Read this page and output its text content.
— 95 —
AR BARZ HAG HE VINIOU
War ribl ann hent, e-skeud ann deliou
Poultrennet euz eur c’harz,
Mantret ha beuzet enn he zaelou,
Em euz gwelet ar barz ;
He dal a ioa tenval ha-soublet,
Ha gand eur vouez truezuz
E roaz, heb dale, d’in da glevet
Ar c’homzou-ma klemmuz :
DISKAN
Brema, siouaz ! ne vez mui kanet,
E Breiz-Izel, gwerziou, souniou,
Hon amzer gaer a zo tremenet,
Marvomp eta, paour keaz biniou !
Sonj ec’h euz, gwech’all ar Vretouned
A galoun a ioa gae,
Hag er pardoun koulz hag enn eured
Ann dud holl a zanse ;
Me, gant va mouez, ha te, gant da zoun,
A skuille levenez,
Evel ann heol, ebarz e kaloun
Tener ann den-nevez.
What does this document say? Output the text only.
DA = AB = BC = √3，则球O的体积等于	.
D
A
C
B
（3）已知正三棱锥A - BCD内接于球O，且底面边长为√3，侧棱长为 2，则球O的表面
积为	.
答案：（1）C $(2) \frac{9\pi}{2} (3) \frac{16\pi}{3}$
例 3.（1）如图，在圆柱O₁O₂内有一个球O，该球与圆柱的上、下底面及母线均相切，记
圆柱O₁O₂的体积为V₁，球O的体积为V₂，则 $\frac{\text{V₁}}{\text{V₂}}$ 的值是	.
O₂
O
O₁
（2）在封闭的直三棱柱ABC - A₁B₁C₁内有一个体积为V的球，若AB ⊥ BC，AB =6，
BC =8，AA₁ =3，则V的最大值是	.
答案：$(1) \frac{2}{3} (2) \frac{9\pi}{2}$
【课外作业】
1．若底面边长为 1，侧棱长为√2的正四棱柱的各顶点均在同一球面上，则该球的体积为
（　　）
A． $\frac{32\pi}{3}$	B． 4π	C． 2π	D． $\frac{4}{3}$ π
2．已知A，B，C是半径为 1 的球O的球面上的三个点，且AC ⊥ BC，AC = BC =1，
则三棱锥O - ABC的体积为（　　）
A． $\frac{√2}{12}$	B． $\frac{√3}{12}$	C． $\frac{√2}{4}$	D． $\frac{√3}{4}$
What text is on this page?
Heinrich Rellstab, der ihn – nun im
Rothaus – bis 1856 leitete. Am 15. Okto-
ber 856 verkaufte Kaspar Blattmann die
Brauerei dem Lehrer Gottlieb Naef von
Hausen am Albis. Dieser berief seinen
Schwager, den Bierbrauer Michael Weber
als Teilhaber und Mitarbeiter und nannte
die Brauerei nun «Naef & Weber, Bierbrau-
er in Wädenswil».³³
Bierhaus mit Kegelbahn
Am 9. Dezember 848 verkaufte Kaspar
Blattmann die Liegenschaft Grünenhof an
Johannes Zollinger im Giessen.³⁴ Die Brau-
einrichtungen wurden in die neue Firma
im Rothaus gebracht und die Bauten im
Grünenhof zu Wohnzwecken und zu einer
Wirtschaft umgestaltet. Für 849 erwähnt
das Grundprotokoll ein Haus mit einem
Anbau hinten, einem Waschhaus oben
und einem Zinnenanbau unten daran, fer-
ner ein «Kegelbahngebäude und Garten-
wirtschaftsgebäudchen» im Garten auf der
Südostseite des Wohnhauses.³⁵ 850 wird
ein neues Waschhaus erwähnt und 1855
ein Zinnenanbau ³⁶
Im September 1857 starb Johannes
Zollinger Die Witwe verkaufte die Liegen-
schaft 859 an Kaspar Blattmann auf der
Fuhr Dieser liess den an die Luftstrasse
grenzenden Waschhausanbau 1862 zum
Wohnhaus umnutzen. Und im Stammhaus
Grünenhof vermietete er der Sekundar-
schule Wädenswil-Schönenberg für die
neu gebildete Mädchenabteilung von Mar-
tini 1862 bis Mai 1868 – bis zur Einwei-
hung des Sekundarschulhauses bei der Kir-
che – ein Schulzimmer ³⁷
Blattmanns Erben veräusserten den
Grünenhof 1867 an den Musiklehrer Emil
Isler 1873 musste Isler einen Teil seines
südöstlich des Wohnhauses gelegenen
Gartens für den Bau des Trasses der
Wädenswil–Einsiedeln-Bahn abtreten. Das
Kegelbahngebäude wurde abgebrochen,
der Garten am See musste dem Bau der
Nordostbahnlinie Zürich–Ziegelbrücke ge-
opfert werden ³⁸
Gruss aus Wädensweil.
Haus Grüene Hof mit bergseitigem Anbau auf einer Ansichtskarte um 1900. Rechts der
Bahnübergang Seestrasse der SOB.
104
- - - -
= What you should do =
Give only the number of lines above that hold the string "verkaufte".

= The solution =
3